_AUFGABEN_
**a)** Beantworte zum Text über die schwarze Wand diese drei Fragen:
(i) Was ist auf die Schwärze der Wand hingehaucht?
(ii) Mit welchen zwei Dingen wird das Schwarz verglichen?
(iii) Woraus besteht das Bild, zu dem die Landschaft wird?
**b)** Welche Genitivattribute enthält der Text über die schwarze Wand? Nenne sie alle.
**c)** Wie lautet der Abschnitt des Textes über die schwarze Wand, der bei „Trotzdem ist auch“ beginnt und bei „Geist und Phantasie.“ endet, wenn man darin „Landschaftsbilder“ in „Naturbilder“ umbenennt?

_DOKUMENT_

Trotzdem ist auch hier ein Räumliches wirksam. Auf die undurchsichtige Schwärze
der Wand sind zauberhafte Landschaftsbilder hingehaucht. Das Schwarz ist also
gar nicht so undurchdringlich, es ist wie die Tiefe der Nacht voll geahnter Wunder
und wie das Dunkel des Traumes voll schwebender Weite. Durch das Schwarz ist
die Wand gleichsam entstofflicht und die imaginare Landschaft wird zu einem Bild
aus Geist und Phantasie.

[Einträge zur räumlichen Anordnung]
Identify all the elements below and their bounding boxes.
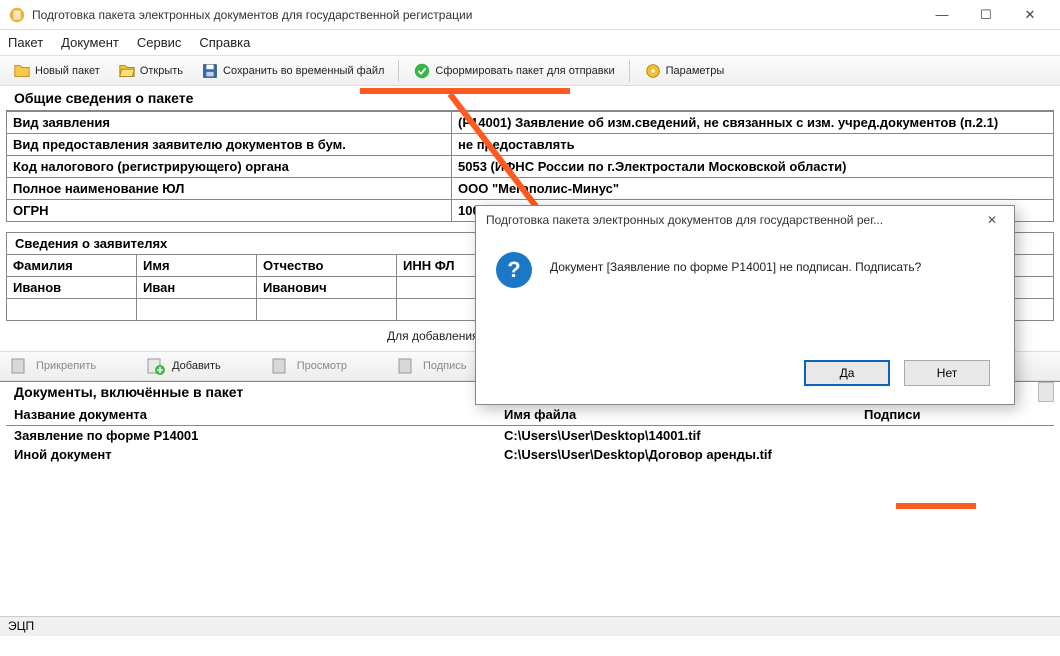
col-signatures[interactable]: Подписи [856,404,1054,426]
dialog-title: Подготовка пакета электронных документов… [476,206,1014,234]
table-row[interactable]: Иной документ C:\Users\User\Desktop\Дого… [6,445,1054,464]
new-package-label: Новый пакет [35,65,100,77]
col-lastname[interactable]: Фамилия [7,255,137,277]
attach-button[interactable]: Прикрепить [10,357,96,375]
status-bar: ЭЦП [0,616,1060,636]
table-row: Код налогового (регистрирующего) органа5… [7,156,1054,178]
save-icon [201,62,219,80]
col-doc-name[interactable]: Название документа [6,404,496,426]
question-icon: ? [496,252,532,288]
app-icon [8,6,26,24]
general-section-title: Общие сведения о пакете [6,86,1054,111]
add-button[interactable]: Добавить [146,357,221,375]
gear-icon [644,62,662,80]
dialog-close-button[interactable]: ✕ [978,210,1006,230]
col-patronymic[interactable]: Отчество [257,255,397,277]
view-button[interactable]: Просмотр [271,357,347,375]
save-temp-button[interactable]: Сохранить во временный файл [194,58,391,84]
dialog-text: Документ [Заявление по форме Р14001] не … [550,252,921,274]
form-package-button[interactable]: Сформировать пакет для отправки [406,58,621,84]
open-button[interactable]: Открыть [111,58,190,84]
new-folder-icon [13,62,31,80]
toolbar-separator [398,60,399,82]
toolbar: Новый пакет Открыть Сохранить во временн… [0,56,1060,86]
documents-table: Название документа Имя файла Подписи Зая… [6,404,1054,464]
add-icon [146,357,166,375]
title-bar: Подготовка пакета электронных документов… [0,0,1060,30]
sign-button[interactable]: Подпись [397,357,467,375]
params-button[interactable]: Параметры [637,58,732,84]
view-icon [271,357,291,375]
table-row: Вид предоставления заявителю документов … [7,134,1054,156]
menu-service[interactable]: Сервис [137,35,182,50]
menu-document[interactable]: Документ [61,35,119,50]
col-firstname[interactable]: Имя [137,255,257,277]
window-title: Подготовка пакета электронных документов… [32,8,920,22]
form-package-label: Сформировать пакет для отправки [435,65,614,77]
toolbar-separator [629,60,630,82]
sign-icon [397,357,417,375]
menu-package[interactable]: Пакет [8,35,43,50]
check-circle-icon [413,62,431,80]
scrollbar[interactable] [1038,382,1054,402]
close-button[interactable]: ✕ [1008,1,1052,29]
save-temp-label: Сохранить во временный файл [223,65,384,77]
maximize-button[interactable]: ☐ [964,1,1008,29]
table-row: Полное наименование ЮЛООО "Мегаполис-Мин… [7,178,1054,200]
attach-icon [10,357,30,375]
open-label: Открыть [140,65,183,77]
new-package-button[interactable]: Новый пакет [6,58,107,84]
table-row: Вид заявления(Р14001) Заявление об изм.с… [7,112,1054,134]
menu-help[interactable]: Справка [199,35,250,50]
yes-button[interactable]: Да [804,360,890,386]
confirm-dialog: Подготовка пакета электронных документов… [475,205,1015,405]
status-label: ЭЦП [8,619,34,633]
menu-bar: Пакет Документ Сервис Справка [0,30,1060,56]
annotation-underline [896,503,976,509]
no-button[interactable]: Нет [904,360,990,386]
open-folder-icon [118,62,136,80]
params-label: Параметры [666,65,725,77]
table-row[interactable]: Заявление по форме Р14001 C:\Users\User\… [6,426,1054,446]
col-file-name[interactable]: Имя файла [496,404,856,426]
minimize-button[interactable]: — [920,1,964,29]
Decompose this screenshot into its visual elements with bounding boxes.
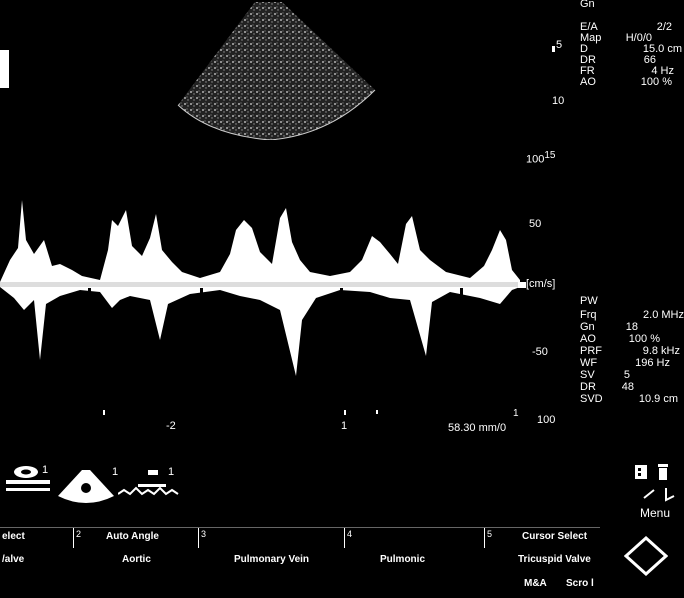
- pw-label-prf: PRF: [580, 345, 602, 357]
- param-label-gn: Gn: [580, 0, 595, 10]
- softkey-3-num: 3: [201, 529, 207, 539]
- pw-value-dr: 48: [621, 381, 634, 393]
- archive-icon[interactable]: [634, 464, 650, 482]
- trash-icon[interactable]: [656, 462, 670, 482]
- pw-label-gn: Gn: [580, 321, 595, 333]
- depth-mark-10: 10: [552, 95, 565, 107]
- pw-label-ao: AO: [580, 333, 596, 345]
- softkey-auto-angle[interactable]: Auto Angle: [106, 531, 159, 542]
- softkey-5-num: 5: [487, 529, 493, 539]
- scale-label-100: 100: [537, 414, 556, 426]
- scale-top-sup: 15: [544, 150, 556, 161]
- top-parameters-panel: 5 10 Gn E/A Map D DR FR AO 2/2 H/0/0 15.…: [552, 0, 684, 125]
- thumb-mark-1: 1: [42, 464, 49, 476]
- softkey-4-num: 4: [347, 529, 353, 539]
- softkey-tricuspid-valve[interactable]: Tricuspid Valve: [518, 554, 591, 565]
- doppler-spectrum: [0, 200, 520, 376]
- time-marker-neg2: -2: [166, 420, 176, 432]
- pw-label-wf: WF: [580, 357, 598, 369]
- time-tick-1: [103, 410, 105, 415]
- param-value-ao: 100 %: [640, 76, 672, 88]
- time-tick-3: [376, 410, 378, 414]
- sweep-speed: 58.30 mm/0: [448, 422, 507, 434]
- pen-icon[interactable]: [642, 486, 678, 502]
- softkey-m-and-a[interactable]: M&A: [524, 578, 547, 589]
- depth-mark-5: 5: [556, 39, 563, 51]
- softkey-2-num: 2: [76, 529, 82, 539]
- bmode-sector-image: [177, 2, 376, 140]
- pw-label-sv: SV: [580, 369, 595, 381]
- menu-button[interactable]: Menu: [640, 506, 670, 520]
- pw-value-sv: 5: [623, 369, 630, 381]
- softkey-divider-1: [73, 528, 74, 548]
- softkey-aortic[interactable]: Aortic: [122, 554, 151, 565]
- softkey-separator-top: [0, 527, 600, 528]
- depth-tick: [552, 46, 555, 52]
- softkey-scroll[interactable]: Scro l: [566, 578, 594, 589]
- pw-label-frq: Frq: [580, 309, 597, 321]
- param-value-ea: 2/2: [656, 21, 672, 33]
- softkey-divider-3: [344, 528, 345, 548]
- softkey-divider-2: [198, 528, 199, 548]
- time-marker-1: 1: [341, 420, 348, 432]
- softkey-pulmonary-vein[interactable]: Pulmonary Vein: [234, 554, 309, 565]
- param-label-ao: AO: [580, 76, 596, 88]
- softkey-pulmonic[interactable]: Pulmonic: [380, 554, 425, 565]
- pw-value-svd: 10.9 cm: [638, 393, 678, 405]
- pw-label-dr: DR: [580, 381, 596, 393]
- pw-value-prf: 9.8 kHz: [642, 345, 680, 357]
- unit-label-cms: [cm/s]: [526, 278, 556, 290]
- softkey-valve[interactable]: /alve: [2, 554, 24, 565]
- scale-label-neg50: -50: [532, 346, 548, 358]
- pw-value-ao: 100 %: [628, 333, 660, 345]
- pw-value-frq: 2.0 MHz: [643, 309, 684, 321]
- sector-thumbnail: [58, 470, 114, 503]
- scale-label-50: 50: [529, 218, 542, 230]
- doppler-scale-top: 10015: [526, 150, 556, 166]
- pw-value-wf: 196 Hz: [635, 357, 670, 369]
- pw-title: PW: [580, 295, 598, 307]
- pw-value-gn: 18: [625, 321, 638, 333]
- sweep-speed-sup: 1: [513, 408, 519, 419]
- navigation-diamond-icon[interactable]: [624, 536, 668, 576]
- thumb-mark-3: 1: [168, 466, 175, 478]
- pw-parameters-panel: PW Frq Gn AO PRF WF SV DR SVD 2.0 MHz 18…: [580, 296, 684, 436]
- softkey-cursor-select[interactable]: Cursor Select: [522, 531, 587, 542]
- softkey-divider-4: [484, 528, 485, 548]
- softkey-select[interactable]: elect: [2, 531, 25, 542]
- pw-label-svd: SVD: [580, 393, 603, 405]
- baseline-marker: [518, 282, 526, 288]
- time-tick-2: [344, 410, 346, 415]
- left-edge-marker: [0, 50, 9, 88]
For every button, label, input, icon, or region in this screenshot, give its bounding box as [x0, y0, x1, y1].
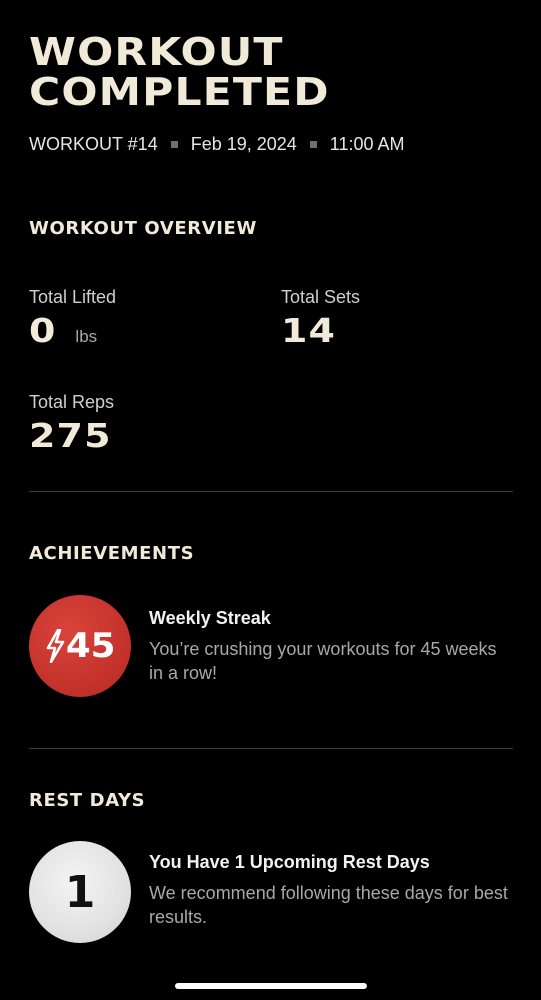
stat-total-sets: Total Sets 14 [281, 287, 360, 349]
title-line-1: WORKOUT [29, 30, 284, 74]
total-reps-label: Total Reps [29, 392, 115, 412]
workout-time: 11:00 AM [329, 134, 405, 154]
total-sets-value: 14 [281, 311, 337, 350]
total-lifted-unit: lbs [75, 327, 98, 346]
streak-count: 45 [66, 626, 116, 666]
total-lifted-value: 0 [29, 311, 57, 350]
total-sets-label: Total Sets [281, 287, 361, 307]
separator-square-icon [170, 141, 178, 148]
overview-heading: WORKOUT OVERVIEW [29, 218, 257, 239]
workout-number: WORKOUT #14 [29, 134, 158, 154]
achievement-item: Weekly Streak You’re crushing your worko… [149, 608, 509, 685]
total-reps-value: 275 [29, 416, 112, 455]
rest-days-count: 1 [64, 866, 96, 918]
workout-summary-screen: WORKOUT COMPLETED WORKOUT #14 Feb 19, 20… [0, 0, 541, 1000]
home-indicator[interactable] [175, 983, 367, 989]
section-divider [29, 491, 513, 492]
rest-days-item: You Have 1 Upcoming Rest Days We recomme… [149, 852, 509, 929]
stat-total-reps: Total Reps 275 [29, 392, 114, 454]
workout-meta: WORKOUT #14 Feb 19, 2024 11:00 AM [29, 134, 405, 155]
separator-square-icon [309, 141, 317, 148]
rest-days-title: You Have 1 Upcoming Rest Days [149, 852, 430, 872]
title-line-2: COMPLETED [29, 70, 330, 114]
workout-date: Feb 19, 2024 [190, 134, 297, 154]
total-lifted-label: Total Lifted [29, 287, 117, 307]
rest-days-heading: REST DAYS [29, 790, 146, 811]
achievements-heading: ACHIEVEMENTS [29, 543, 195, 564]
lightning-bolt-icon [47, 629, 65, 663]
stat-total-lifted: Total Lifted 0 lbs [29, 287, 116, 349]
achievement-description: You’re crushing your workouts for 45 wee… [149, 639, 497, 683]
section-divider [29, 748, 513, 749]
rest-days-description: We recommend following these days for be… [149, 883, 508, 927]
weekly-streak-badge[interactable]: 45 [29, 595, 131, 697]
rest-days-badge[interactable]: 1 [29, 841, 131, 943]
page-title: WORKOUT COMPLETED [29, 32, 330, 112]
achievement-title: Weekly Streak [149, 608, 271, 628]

_LÖSUNGEN_
**a)**
(i) Zauberhafte Landschaftsbilder.
(ii) Mit der Tiefe der Nacht voll geahnter Wunder und mit dem Dunkel des Traumes voll schwebender Weite.
(iii) Aus Geist und Phantasie.

**b)** der Wand, der Nacht, des Traumes

**c)**
Trotzdem ist auch hier ein Räumliches wirksam. Auf die undurchsichtige Schwärze
der Wand sind zauberhafte Naturbilder hingehaucht. Das Schwarz ist also
gar nicht so undurchdringlich, es ist wie die Tiefe der Nacht voll geahnter Wunder
und wie das Dunkel des Traumes voll schwebender Weite. Durch das Schwarz ist
die Wand gleichsam entstofflicht und die imaginare Landschaft wird zu einem Bild
aus Geist und Phantasie.